▶ **WRITTEN TASK**: Lift out each line of the data that holds "Materials".

▶ **MATERIAL**:
━━━━━━━━━━━━━━━━━━━━━━━━━━━━━━

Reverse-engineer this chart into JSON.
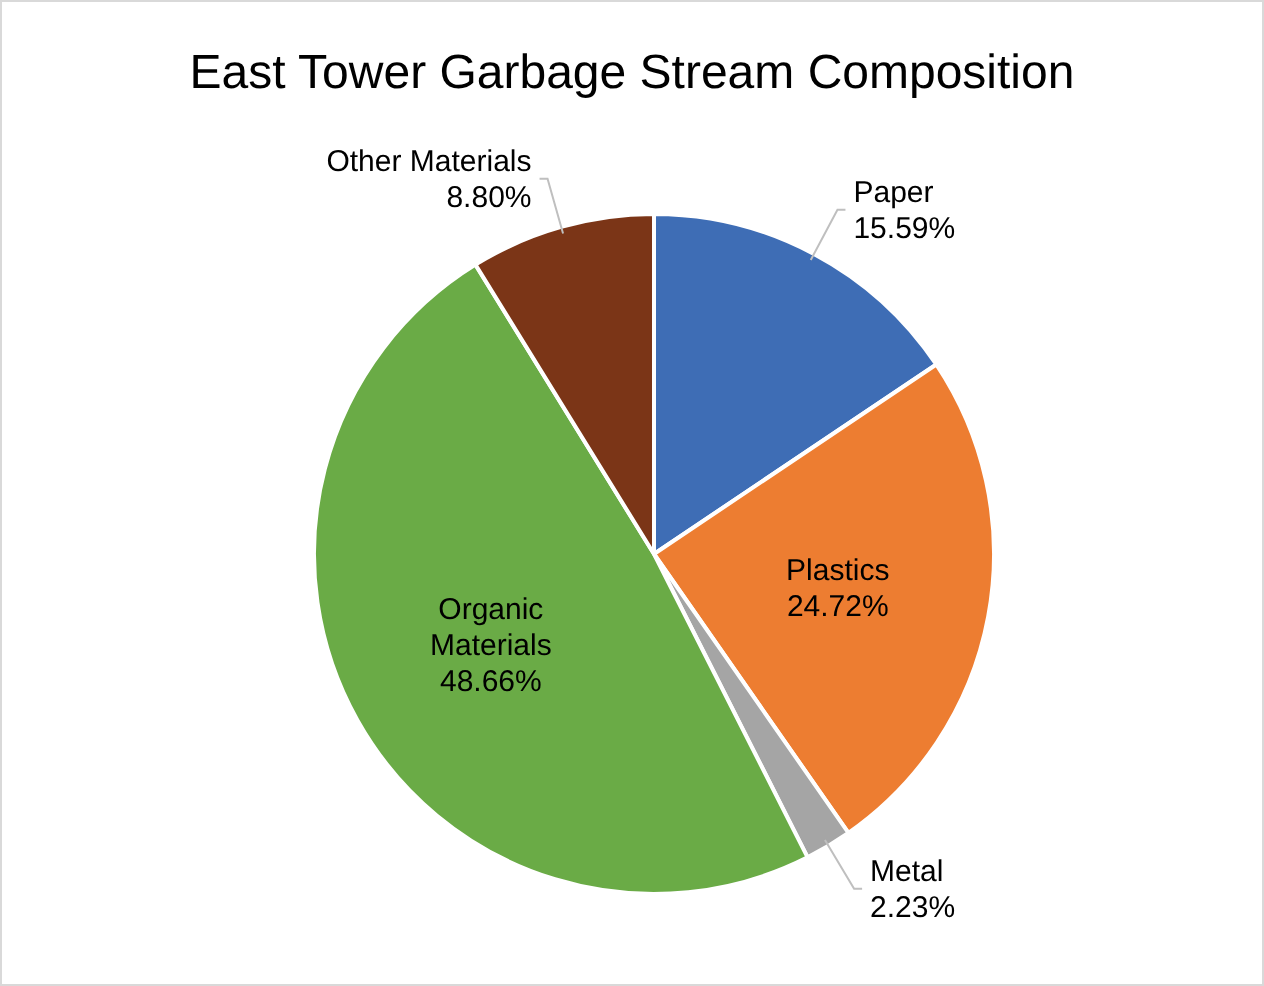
{
  "chart_data": {
    "type": "pie",
    "title": "East Tower Garbage Stream Composition",
    "categories": [
      "Paper",
      "Plastics",
      "Metal",
      "Organic Materials",
      "Other Materials"
    ],
    "values": [
      15.59,
      24.72,
      2.23,
      48.66,
      8.8
    ],
    "value_labels": [
      "15.59%",
      "24.72%",
      "2.23%",
      "48.66%",
      "8.80%"
    ],
    "colors": [
      "#3e6db5",
      "#ed7d31",
      "#a5a5a5",
      "#6aab46",
      "#7b3517"
    ],
    "legend": false
  }
}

━━━━━━━━━━━━━━━━━━━━━━━━━━━━━━

▶ **WRITTEN RESPONSE**:
      "Organic Materials",
      "Other Materials"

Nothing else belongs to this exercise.